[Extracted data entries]
>> begin
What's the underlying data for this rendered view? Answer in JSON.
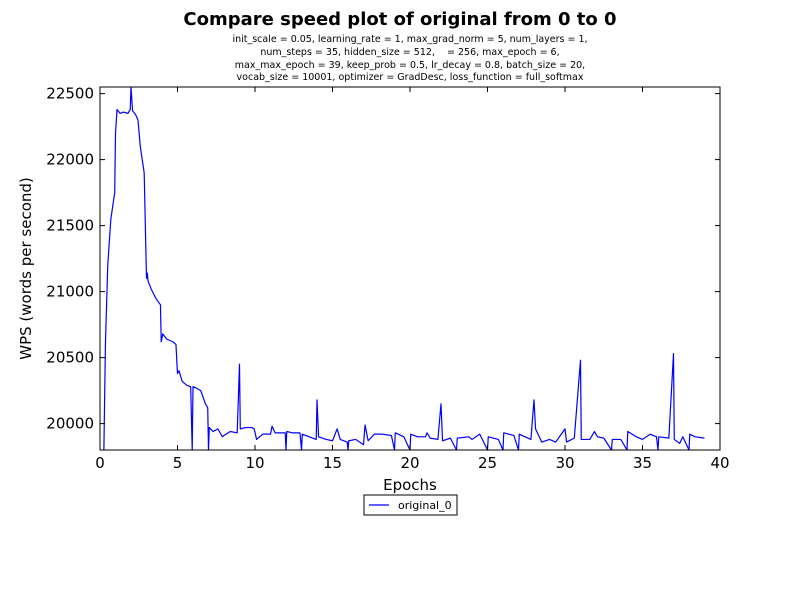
{
  "chart_data": {
    "type": "line",
    "title": "Compare speed plot of original from 0 to 0",
    "subtitle_lines": [
      "init_scale = 0.05, learning_rate = 1, max_grad_norm = 5, num_layers = 1,",
      "num_steps = 35, hidden_size = 512,    = 256, max_epoch = 6,",
      "max_max_epoch = 39, keep_prob = 0.5, lr_decay = 0.8, batch_size = 20,",
      "vocab_size = 10001, optimizer = GradDesc, loss_function = full_softmax"
    ],
    "xlabel": "Epochs",
    "ylabel": "WPS (words per second)",
    "xlim": [
      0,
      40
    ],
    "ylim": [
      19800,
      22550
    ],
    "xticks": [
      0,
      5,
      10,
      15,
      20,
      25,
      30,
      35,
      40
    ],
    "yticks": [
      20000,
      20500,
      21000,
      21500,
      22000,
      22500
    ],
    "grid": false,
    "legend_position": "below-center",
    "series": [
      {
        "name": "original_0",
        "color": "#0000ff",
        "points": [
          [
            0.25,
            19800
          ],
          [
            0.35,
            20600
          ],
          [
            0.5,
            21200
          ],
          [
            0.7,
            21550
          ],
          [
            0.95,
            21750
          ],
          [
            1.0,
            22200
          ],
          [
            1.1,
            22380
          ],
          [
            1.3,
            22350
          ],
          [
            1.5,
            22360
          ],
          [
            1.8,
            22350
          ],
          [
            1.95,
            22380
          ],
          [
            2.0,
            22550
          ],
          [
            2.1,
            22370
          ],
          [
            2.3,
            22340
          ],
          [
            2.45,
            22300
          ],
          [
            2.6,
            22100
          ],
          [
            2.85,
            21900
          ],
          [
            3.0,
            21100
          ],
          [
            3.05,
            21140
          ],
          [
            3.1,
            21080
          ],
          [
            3.3,
            21020
          ],
          [
            3.6,
            20950
          ],
          [
            3.9,
            20900
          ],
          [
            3.95,
            20620
          ],
          [
            4.05,
            20680
          ],
          [
            4.3,
            20640
          ],
          [
            4.7,
            20620
          ],
          [
            4.9,
            20600
          ],
          [
            5.0,
            20380
          ],
          [
            5.1,
            20400
          ],
          [
            5.3,
            20320
          ],
          [
            5.6,
            20290
          ],
          [
            5.85,
            20280
          ],
          [
            5.95,
            19800
          ],
          [
            6.0,
            20280
          ],
          [
            6.2,
            20270
          ],
          [
            6.5,
            20250
          ],
          [
            6.8,
            20150
          ],
          [
            6.95,
            20120
          ],
          [
            7.0,
            19800
          ],
          [
            7.05,
            19970
          ],
          [
            7.3,
            19940
          ],
          [
            7.6,
            19960
          ],
          [
            7.9,
            19900
          ],
          [
            8.0,
            19910
          ],
          [
            8.4,
            19940
          ],
          [
            8.85,
            19930
          ],
          [
            9.0,
            20450
          ],
          [
            9.05,
            19960
          ],
          [
            9.4,
            19970
          ],
          [
            9.8,
            19970
          ],
          [
            9.95,
            19960
          ],
          [
            10.1,
            19880
          ],
          [
            10.5,
            19920
          ],
          [
            11.0,
            19920
          ],
          [
            11.1,
            19980
          ],
          [
            11.3,
            19930
          ],
          [
            11.8,
            19930
          ],
          [
            11.95,
            19930
          ],
          [
            12.0,
            19800
          ],
          [
            12.05,
            19940
          ],
          [
            12.4,
            19930
          ],
          [
            12.9,
            19930
          ],
          [
            13.0,
            19800
          ],
          [
            13.05,
            19920
          ],
          [
            13.5,
            19900
          ],
          [
            13.95,
            19880
          ],
          [
            14.0,
            20180
          ],
          [
            14.1,
            19900
          ],
          [
            14.6,
            19880
          ],
          [
            15.0,
            19870
          ],
          [
            15.3,
            19960
          ],
          [
            15.5,
            19880
          ],
          [
            15.95,
            19860
          ],
          [
            16.0,
            19800
          ],
          [
            16.05,
            19870
          ],
          [
            16.5,
            19880
          ],
          [
            17.0,
            19840
          ],
          [
            17.1,
            19990
          ],
          [
            17.3,
            19870
          ],
          [
            17.7,
            19920
          ],
          [
            18.2,
            19920
          ],
          [
            18.8,
            19910
          ],
          [
            19.0,
            19800
          ],
          [
            19.05,
            19930
          ],
          [
            19.6,
            19900
          ],
          [
            20.0,
            19800
          ],
          [
            20.05,
            19920
          ],
          [
            20.5,
            19900
          ],
          [
            21.0,
            19900
          ],
          [
            21.1,
            19930
          ],
          [
            21.3,
            19890
          ],
          [
            21.8,
            19880
          ],
          [
            22.0,
            20150
          ],
          [
            22.1,
            19870
          ],
          [
            22.6,
            19890
          ],
          [
            23.0,
            19800
          ],
          [
            23.05,
            19890
          ],
          [
            23.8,
            19900
          ],
          [
            24.0,
            19880
          ],
          [
            24.5,
            19920
          ],
          [
            25.0,
            19800
          ],
          [
            25.05,
            19900
          ],
          [
            25.7,
            19880
          ],
          [
            26.0,
            19800
          ],
          [
            26.05,
            19930
          ],
          [
            26.7,
            19910
          ],
          [
            27.0,
            19800
          ],
          [
            27.05,
            19920
          ],
          [
            27.8,
            19880
          ],
          [
            28.0,
            20180
          ],
          [
            28.1,
            19960
          ],
          [
            28.5,
            19860
          ],
          [
            29.0,
            19880
          ],
          [
            29.4,
            19860
          ],
          [
            30.0,
            19960
          ],
          [
            30.1,
            19860
          ],
          [
            30.6,
            19890
          ],
          [
            31.0,
            20480
          ],
          [
            31.05,
            19880
          ],
          [
            31.6,
            19880
          ],
          [
            31.9,
            19940
          ],
          [
            32.1,
            19900
          ],
          [
            32.5,
            19890
          ],
          [
            33.0,
            19800
          ],
          [
            33.05,
            19880
          ],
          [
            33.6,
            19880
          ],
          [
            34.0,
            19800
          ],
          [
            34.05,
            19940
          ],
          [
            34.6,
            19900
          ],
          [
            35.0,
            19880
          ],
          [
            35.5,
            19920
          ],
          [
            35.9,
            19900
          ],
          [
            36.0,
            19800
          ],
          [
            36.05,
            19900
          ],
          [
            36.7,
            19890
          ],
          [
            37.0,
            20530
          ],
          [
            37.05,
            19880
          ],
          [
            37.4,
            19850
          ],
          [
            37.6,
            19900
          ],
          [
            38.0,
            19800
          ],
          [
            38.05,
            19920
          ],
          [
            38.4,
            19900
          ],
          [
            39.0,
            19890
          ]
        ]
      }
    ]
  }
}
>> end
## What the task asks
Reproduce the records, all of them, word for word; omit the pictures.

## Task response
What's the underlying data for this rendered view? Answer in JSON.
{
  "chart_data": {
    "type": "line",
    "title": "Compare speed plot of original from 0 to 0",
    "subtitle_lines": [
      "init_scale = 0.05, learning_rate = 1, max_grad_norm = 5, num_layers = 1,",
      "num_steps = 35, hidden_size = 512,    = 256, max_epoch = 6,",
      "max_max_epoch = 39, keep_prob = 0.5, lr_decay = 0.8, batch_size = 20,",
      "vocab_size = 10001, optimizer = GradDesc, loss_function = full_softmax"
    ],
    "xlabel": "Epochs",
    "ylabel": "WPS (words per second)",
    "xlim": [
      0,
      40
    ],
    "ylim": [
      19800,
      22550
    ],
    "xticks": [
      0,
      5,
      10,
      15,
      20,
      25,
      30,
      35,
      40
    ],
    "yticks": [
      20000,
      20500,
      21000,
      21500,
      22000,
      22500
    ],
    "grid": false,
    "legend_position": "below-center",
    "series": [
      {
        "name": "original_0",
        "color": "#0000ff",
        "points": [
          [
            0.25,
            19800
          ],
          [
            0.35,
            20600
          ],
          [
            0.5,
            21200
          ],
          [
            0.7,
            21550
          ],
          [
            0.95,
            21750
          ],
          [
            1.0,
            22200
          ],
          [
            1.1,
            22380
          ],
          [
            1.3,
            22350
          ],
          [
            1.5,
            22360
          ],
          [
            1.8,
            22350
          ],
          [
            1.95,
            22380
          ],
          [
            2.0,
            22550
          ],
          [
            2.1,
            22370
          ],
          [
            2.3,
            22340
          ],
          [
            2.45,
            22300
          ],
          [
            2.6,
            22100
          ],
          [
            2.85,
            21900
          ],
          [
            3.0,
            21100
          ],
          [
            3.05,
            21140
          ],
          [
            3.1,
            21080
          ],
          [
            3.3,
            21020
          ],
          [
            3.6,
            20950
          ],
          [
            3.9,
            20900
          ],
          [
            3.95,
            20620
          ],
          [
            4.05,
            20680
          ],
          [
            4.3,
            20640
          ],
          [
            4.7,
            20620
          ],
          [
            4.9,
            20600
          ],
          [
            5.0,
            20380
          ],
          [
            5.1,
            20400
          ],
          [
            5.3,
            20320
          ],
          [
            5.6,
            20290
          ],
          [
            5.85,
            20280
          ],
          [
            5.95,
            19800
          ],
          [
            6.0,
            20280
          ],
          [
            6.2,
            20270
          ],
          [
            6.5,
            20250
          ],
          [
            6.8,
            20150
          ],
          [
            6.95,
            20120
          ],
          [
            7.0,
            19800
          ],
          [
            7.05,
            19970
          ],
          [
            7.3,
            19940
          ],
          [
            7.6,
            19960
          ],
          [
            7.9,
            19900
          ],
          [
            8.0,
            19910
          ],
          [
            8.4,
            19940
          ],
          [
            8.85,
            19930
          ],
          [
            9.0,
            20450
          ],
          [
            9.05,
            19960
          ],
          [
            9.4,
            19970
          ],
          [
            9.8,
            19970
          ],
          [
            9.95,
            19960
          ],
          [
            10.1,
            19880
          ],
          [
            10.5,
            19920
          ],
          [
            11.0,
            19920
          ],
          [
            11.1,
            19980
          ],
          [
            11.3,
            19930
          ],
          [
            11.8,
            19930
          ],
          [
            11.95,
            19930
          ],
          [
            12.0,
            19800
          ],
          [
            12.05,
            19940
          ],
          [
            12.4,
            19930
          ],
          [
            12.9,
            19930
          ],
          [
            13.0,
            19800
          ],
          [
            13.05,
            19920
          ],
          [
            13.5,
            19900
          ],
          [
            13.95,
            19880
          ],
          [
            14.0,
            20180
          ],
          [
            14.1,
            19900
          ],
          [
            14.6,
            19880
          ],
          [
            15.0,
            19870
          ],
          [
            15.3,
            19960
          ],
          [
            15.5,
            19880
          ],
          [
            15.95,
            19860
          ],
          [
            16.0,
            19800
          ],
          [
            16.05,
            19870
          ],
          [
            16.5,
            19880
          ],
          [
            17.0,
            19840
          ],
          [
            17.1,
            19990
          ],
          [
            17.3,
            19870
          ],
          [
            17.7,
            19920
          ],
          [
            18.2,
            19920
          ],
          [
            18.8,
            19910
          ],
          [
            19.0,
            19800
          ],
          [
            19.05,
            19930
          ],
          [
            19.6,
            19900
          ],
          [
            20.0,
            19800
          ],
          [
            20.05,
            19920
          ],
          [
            20.5,
            19900
          ],
          [
            21.0,
            19900
          ],
          [
            21.1,
            19930
          ],
          [
            21.3,
            19890
          ],
          [
            21.8,
            19880
          ],
          [
            22.0,
            20150
          ],
          [
            22.1,
            19870
          ],
          [
            22.6,
            19890
          ],
          [
            23.0,
            19800
          ],
          [
            23.05,
            19890
          ],
          [
            23.8,
            19900
          ],
          [
            24.0,
            19880
          ],
          [
            24.5,
            19920
          ],
          [
            25.0,
            19800
          ],
          [
            25.05,
            19900
          ],
          [
            25.7,
            19880
          ],
          [
            26.0,
            19800
          ],
          [
            26.05,
            19930
          ],
          [
            26.7,
            19910
          ],
          [
            27.0,
            19800
          ],
          [
            27.05,
            19920
          ],
          [
            27.8,
            19880
          ],
          [
            28.0,
            20180
          ],
          [
            28.1,
            19960
          ],
          [
            28.5,
            19860
          ],
          [
            29.0,
            19880
          ],
          [
            29.4,
            19860
          ],
          [
            30.0,
            19960
          ],
          [
            30.1,
            19860
          ],
          [
            30.6,
            19890
          ],
          [
            31.0,
            20480
          ],
          [
            31.05,
            19880
          ],
          [
            31.6,
            19880
          ],
          [
            31.9,
            19940
          ],
          [
            32.1,
            19900
          ],
          [
            32.5,
            19890
          ],
          [
            33.0,
            19800
          ],
          [
            33.05,
            19880
          ],
          [
            33.6,
            19880
          ],
          [
            34.0,
            19800
          ],
          [
            34.05,
            19940
          ],
          [
            34.6,
            19900
          ],
          [
            35.0,
            19880
          ],
          [
            35.5,
            19920
          ],
          [
            35.9,
            19900
          ],
          [
            36.0,
            19800
          ],
          [
            36.05,
            19900
          ],
          [
            36.7,
            19890
          ],
          [
            37.0,
            20530
          ],
          [
            37.05,
            19880
          ],
          [
            37.4,
            19850
          ],
          [
            37.6,
            19900
          ],
          [
            38.0,
            19800
          ],
          [
            38.05,
            19920
          ],
          [
            38.4,
            19900
          ],
          [
            39.0,
            19890
          ]
        ]
      }
    ]
  }
}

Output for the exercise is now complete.